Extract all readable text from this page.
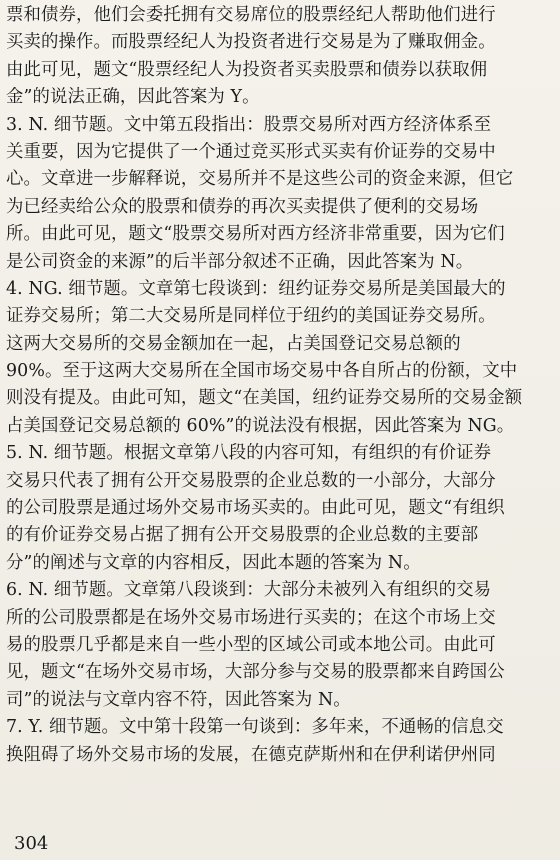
票和债券，他们会委托拥有交易席位的股票经纪人帮助他们进行
买卖的操作。而股票经纪人为投资者进行交易是为了赚取佣金。
由此可见，题文“股票经纪人为投资者买卖股票和债券以获取佣
金”的说法正确，因此答案为 Y。
3. N. 细节题。文中第五段指出：股票交易所对西方经济体系至
关重要，因为它提供了一个通过竞买形式买卖有价证券的交易中
心。文章进一步解释说，交易所并不是这些公司的资金来源，但它
为已经卖给公众的股票和债券的再次买卖提供了便利的交易场
所。由此可见，题文“股票交易所对西方经济非常重要，因为它们
是公司资金的来源”的后半部分叙述不正确，因此答案为 N。
4. NG. 细节题。文章第七段谈到：纽约证券交易所是美国最大的
证券交易所；第二大交易所是同样位于纽约的美国证券交易所。
这两大交易所的交易金额加在一起，占美国登记交易总额的
90%。至于这两大交易所在全国市场交易中各自所占的份额，文中
则没有提及。由此可知，题文“在美国，纽约证券交易所的交易金额
占美国登记交易总额的 60%”的说法没有根据，因此答案为 NG。
5. N. 细节题。根据文章第八段的内容可知，有组织的有价证券
交易只代表了拥有公开交易股票的企业总数的一小部分，大部分
的公司股票是通过场外交易市场买卖的。由此可见，题文“有组织
的有价证券交易占据了拥有公开交易股票的企业总数的主要部
分”的阐述与文章的内容相反，因此本题的答案为 N。
6. N. 细节题。文章第八段谈到：大部分未被列入有组织的交易
所的公司股票都是在场外交易市场进行买卖的；在这个市场上交
易的股票几乎都是来自一些小型的区域公司或本地公司。由此可
见，题文“在场外交易市场，大部分参与交易的股票都来自跨国公
司”的说法与文章内容不符，因此答案为 N。
7. Y. 细节题。文中第十段第一句谈到：多年来，不通畅的信息交
换阻碍了场外交易市场的发展，在德克萨斯州和在伊利诺伊州同
304
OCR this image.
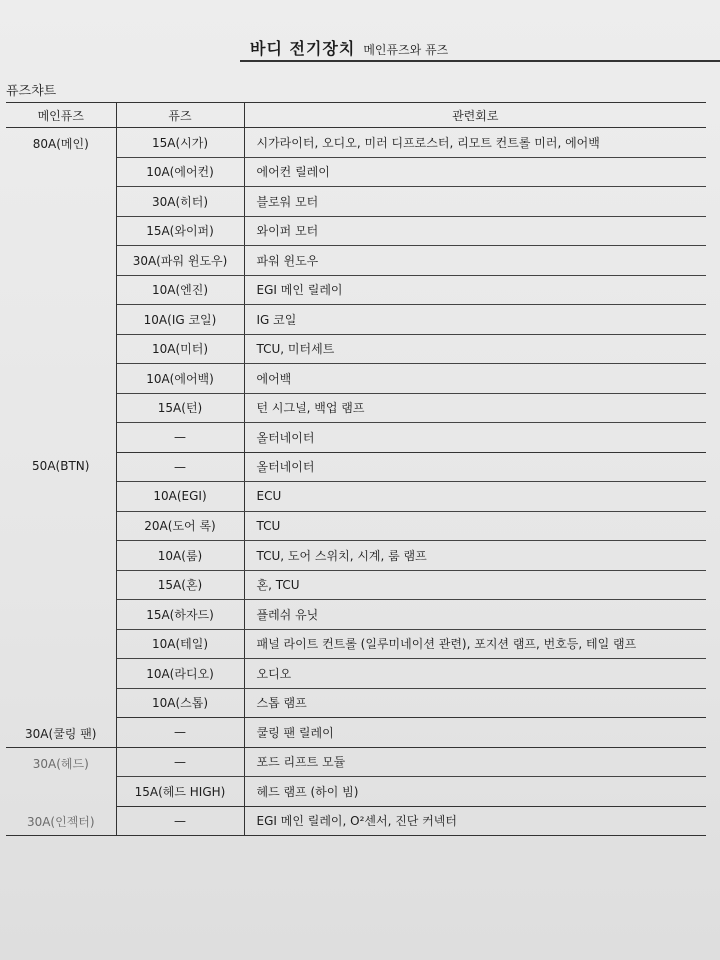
바디 전기장치 메인퓨즈와 퓨즈
퓨즈챠트
메인퓨즈	퓨즈	관련회로
80A(메인)	15A(시가)	시가라이터, 오디오, 미러 디프로스터, 리모트 컨트롤 미러, 에어백
	10A(에어컨)	에어컨 릴레이
	30A(히터)	블로워 모터
	15A(와이퍼)	와이퍼 모터
	30A(파워 윈도우)	파워 윈도우
	10A(엔진)	EGI 메인 릴레이
	10A(IG 코일)	IG 코일
	10A(미터)	TCU, 미터세트
	10A(에어백)	에어백
	15A(턴)	턴 시그널, 백업 램프
	—	올터네이터
50A(BTN)	—	올터네이터
	10A(EGI)	ECU
	20A(도어 록)	TCU
	10A(룸)	TCU, 도어 스위치, 시계, 룸 램프
	15A(혼)	혼, TCU
	15A(하자드)	플레쉬 유닛
	10A(테일)	패널 라이트 컨트롤 (일루미네이션 관련), 포지션 램프, 번호등, 테일 램프
	10A(라디오)	오디오
	10A(스톱)	스톱 램프
30A(쿨링 팬)	—	쿨링 팬 릴레이
30A(헤드)	—	포드 리프트 모듈
	15A(헤드 HIGH)	헤드 램프 (하이 빔)
30A(인젝터)	—	EGI 메인 릴레이, O²센서, 진단 커넥터
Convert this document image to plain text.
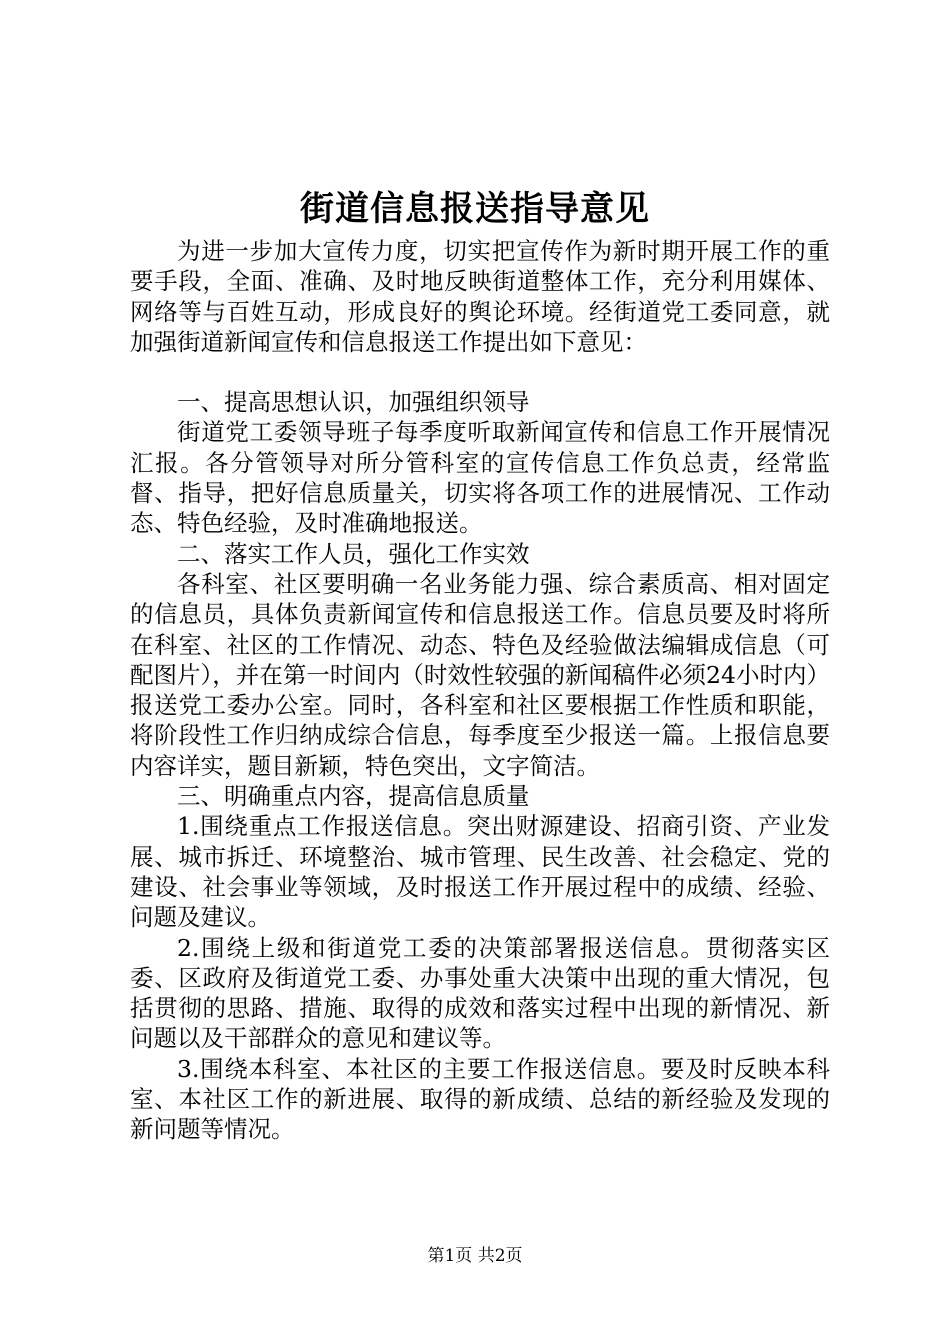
街道信息报送指导意见

为进一步加大宣传力度，切实把宣传作为新时期开展工作的重要手段，全面、准确、及时地反映街道整体工作，充分利用媒体、网络等与百姓互动，形成良好的舆论环境。经街道党工委同意，就加强街道新闻宣传和信息报送工作提出如下意见：

一、提高思想认识，加强组织领导

街道党工委领导班子每季度听取新闻宣传和信息工作开展情况汇报。各分管领导对所分管科室的宣传信息工作负总责，经常监督、指导，把好信息质量关，切实将各项工作的进展情况、工作动态、特色经验，及时准确地报送。

二、落实工作人员，强化工作实效

各科室、社区要明确一名业务能力强、综合素质高、相对固定的信息员，具体负责新闻宣传和信息报送工作。信息员要及时将所在科室、社区的工作情况、动态、特色及经验做法编辑成信息（可配图片），并在第一时间内（时效性较强的新闻稿件必须24小时内）报送党工委办公室。同时，各科室和社区要根据工作性质和职能，将阶段性工作归纳成综合信息，每季度至少报送一篇。上报信息要内容详实，题目新颖，特色突出，文字简洁。

三、明确重点内容，提高信息质量

1.围绕重点工作报送信息。突出财源建设、招商引资、产业发展、城市拆迁、环境整治、城市管理、民生改善、社会稳定、党的建设、社会事业等领域，及时报送工作开展过程中的成绩、经验、问题及建议。

2.围绕上级和街道党工委的决策部署报送信息。贯彻落实区委、区政府及街道党工委、办事处重大决策中出现的重大情况，包括贯彻的思路、措施、取得的成效和落实过程中出现的新情况、新问题以及干部群众的意见和建议等。

3.围绕本科室、本社区的主要工作报送信息。要及时反映本科室、本社区工作的新进展、取得的新成绩、总结的新经验及发现的新问题等情况。

第1页 共2页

================================

TASK DETAILS: Pull out each line holding the string "image".

WRITTEN REPLY:
OCR this image.
Convert this document image to plain text.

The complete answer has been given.